> _节选内容_
用HBaseAdmin的同学要小心--记一次HBase RegionServer的退出
一大早过来,有RegionServer挂了。
查看log,显示
2011-09-25 22:31:51,185 [main-SendThread(XXX:2181)] INFO org.apache.zookeeper.ClientCnxn: Unable to read additional data from server sessionid 0x30694969fba6a9, likely server has closed socket, closing socket connection and attempting reconnect
很明晰,连不上zookeeper了,多次重连接后失败,之后,regionserver退出。
这台机器是比较特殊的,因为我在上面跑了个HBase的availability 监控。
我担心会不会是这个导致的,虽然代码非常简单。
于是
netstat -anp|grep 2181
一查看,果真,这个进程居然占了近3千个zookeeper connection,因为client 端连接zookeeper的connection是有限制的,default 是30, 我们这里设置到3000。这样,regionserver因为获取不到zookeeper的connection而导致 退出。

> _任务说明_
1) 把选段里的这句话译成英文:“我担心会不会是这个导致的,虽然代码非常简单。”
2) 请从“用HBaseAdmin的同学”到“egionserver退出。”,把选段里的这部分原样抄下来。
3) 按选段的说法,客户端连接zookeeper的connection数量默认上限是多少?

> _数据区_
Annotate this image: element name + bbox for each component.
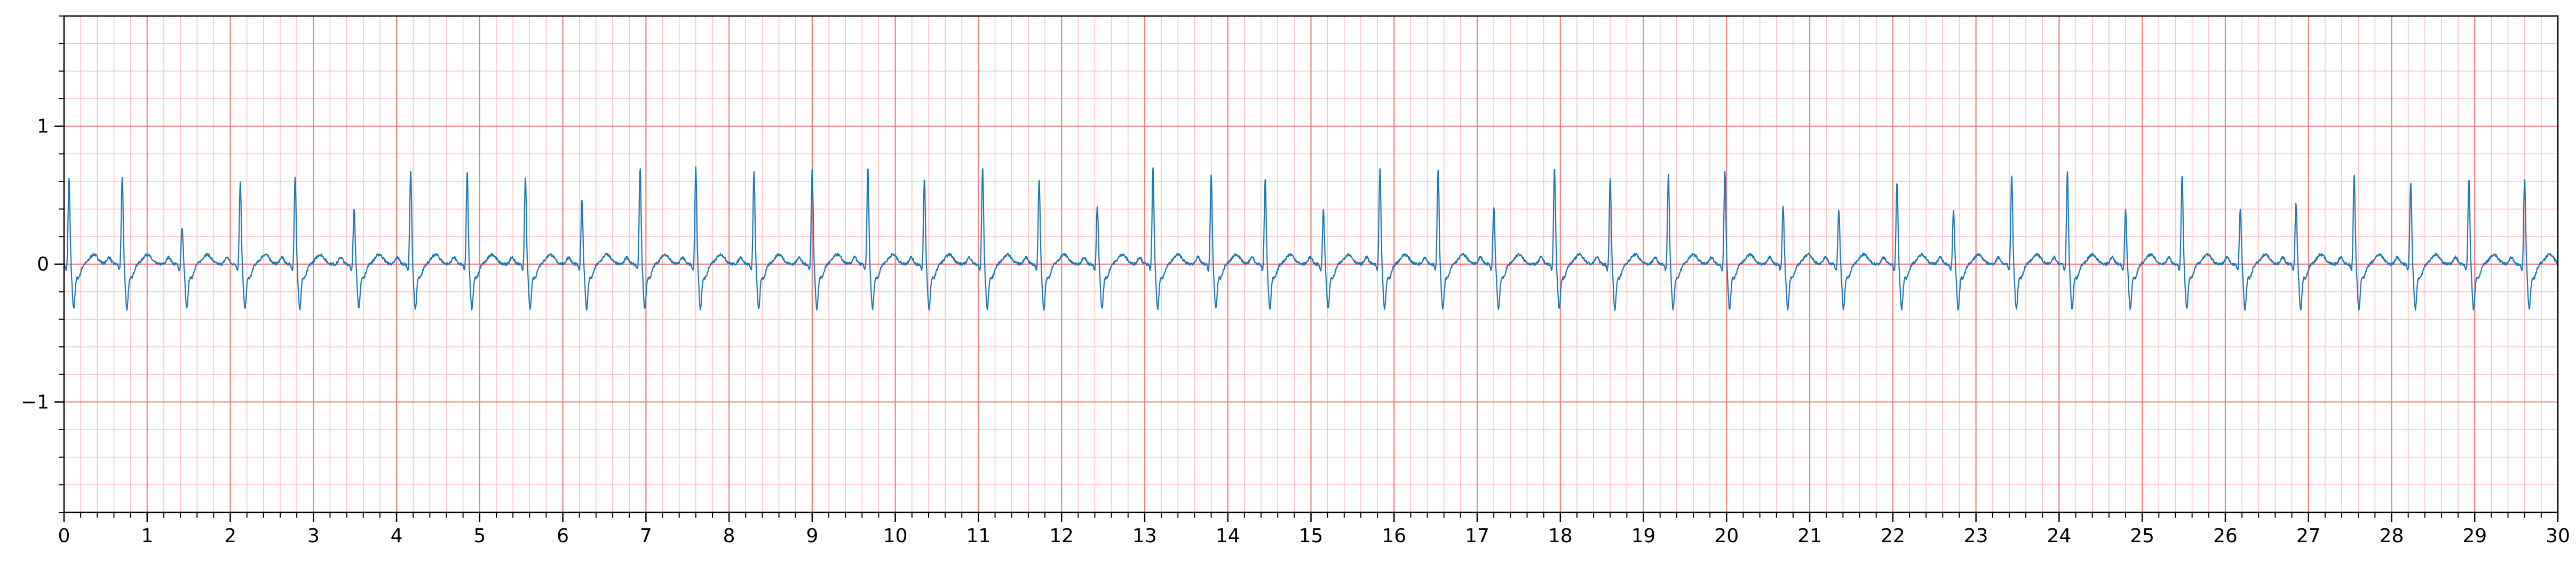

> _参考答案_
1) I was worried that this might have been the cause, even though the code is very simple.

2)
用HBaseAdmin的同学要小心--记一次HBase RegionServer的退出
一大早过来,有RegionServer挂了。
查看log,显示
2011-09-25 22:31:51,185 [main-SendThread(XXX:2181)] INFO org.apache.zookeeper.ClientCnxn: Unable to read additional data from server sessionid 0x30694969fba6a9, likely server has closed socket, closing socket connection and attempting reconnect
很明晰,连不上zookeeper了,多次重连接后失败,之后,regionserver退出。

3) 默认是30。